Raw records
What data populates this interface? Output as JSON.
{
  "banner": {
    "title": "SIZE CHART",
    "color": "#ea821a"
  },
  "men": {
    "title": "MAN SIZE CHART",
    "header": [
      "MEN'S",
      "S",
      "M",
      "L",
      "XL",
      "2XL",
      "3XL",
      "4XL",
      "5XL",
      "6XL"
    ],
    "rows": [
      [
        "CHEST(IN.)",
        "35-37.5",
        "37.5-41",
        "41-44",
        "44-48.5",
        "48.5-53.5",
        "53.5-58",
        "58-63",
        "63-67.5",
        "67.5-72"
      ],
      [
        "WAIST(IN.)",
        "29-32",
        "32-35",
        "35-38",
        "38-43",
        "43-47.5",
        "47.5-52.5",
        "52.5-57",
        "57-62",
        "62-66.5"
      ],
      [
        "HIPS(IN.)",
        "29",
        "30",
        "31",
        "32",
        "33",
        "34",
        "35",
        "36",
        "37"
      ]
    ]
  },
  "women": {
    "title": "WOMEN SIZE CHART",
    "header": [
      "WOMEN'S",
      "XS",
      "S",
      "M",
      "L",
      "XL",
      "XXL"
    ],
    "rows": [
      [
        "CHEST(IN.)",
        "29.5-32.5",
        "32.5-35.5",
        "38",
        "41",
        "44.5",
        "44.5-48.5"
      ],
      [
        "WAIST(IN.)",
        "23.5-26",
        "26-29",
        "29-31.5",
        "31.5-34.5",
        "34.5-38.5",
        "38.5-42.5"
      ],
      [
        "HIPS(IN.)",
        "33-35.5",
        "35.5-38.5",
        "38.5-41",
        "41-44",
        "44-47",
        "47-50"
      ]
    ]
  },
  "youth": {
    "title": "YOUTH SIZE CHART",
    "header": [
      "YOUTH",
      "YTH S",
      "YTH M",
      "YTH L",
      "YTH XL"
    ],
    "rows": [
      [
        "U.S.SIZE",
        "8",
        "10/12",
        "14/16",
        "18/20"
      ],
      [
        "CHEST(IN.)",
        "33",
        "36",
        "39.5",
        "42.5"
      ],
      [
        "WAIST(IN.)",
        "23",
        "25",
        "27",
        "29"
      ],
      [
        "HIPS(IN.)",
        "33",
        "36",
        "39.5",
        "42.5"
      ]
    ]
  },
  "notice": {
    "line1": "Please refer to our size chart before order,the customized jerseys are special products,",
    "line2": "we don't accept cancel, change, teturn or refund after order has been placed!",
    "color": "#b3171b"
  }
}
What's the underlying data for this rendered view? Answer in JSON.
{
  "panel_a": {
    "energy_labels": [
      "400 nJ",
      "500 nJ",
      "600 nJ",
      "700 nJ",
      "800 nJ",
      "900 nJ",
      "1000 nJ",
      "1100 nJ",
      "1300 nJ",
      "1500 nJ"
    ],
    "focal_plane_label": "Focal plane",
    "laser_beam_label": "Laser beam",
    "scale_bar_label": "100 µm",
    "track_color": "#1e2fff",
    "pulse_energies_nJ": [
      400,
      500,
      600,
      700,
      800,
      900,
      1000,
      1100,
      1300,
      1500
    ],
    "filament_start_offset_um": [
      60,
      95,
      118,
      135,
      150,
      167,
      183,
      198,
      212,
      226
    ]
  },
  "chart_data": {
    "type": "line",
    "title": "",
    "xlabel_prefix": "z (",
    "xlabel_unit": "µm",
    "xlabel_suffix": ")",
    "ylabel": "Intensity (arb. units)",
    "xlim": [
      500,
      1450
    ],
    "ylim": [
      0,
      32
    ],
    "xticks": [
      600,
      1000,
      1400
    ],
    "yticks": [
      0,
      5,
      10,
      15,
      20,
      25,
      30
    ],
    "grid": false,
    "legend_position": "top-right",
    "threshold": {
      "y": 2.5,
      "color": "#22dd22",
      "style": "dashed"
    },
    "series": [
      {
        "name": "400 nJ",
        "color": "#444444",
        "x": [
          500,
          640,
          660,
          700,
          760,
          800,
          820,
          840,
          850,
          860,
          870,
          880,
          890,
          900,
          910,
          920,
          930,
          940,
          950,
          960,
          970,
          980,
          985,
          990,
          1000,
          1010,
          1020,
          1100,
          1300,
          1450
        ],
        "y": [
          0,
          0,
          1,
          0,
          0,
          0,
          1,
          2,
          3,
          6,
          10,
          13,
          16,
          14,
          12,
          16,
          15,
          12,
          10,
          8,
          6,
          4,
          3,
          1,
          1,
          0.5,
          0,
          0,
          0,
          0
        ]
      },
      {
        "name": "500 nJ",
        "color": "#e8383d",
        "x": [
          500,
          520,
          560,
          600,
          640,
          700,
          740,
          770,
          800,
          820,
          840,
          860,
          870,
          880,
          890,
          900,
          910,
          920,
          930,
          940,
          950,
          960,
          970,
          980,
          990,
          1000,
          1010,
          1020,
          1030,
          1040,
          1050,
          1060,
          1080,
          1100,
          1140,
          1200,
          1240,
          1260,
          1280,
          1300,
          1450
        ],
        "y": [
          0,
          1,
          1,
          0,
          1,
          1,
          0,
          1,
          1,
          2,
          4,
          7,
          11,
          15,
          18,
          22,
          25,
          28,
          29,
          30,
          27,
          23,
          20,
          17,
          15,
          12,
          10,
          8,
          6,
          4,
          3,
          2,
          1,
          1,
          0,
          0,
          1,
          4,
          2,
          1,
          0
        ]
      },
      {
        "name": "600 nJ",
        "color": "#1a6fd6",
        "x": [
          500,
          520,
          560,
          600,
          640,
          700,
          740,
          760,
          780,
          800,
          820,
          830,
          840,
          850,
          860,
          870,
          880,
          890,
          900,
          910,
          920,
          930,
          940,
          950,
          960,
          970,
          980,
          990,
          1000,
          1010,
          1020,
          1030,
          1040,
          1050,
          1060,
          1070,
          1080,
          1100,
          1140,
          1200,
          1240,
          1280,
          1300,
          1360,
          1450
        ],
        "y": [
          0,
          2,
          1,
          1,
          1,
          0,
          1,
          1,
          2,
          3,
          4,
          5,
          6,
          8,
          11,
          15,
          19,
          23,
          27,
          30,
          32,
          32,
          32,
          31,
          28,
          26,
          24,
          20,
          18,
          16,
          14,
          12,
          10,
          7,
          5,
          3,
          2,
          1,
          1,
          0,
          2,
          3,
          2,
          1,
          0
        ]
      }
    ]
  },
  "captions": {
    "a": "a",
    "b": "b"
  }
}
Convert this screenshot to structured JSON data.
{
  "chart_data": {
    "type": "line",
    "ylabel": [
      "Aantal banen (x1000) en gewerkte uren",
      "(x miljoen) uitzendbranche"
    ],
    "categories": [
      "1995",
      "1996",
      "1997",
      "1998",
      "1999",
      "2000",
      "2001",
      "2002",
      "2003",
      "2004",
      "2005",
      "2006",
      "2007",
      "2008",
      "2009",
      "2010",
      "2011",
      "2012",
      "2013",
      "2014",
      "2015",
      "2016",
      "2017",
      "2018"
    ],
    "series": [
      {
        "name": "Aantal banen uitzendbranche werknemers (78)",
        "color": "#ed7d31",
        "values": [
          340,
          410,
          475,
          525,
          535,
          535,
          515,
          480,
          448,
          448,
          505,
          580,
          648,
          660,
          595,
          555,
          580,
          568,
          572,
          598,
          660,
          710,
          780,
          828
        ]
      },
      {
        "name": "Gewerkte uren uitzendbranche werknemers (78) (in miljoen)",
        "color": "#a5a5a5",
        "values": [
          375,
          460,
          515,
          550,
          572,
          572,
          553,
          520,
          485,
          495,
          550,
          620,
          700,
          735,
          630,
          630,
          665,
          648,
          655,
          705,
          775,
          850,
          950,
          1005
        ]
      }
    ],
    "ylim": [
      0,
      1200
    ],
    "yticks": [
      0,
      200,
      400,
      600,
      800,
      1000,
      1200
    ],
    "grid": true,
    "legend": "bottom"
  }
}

### [DO THIS]
Every line of the listing that holds "werknemers" should be found and copied.

### [TASK SOLUTION]
        "name": "Aantal banen uitzendbranche werknemers (78)",
        "name": "Gewerkte uren uitzendbranche werknemers (78) (in miljoen)",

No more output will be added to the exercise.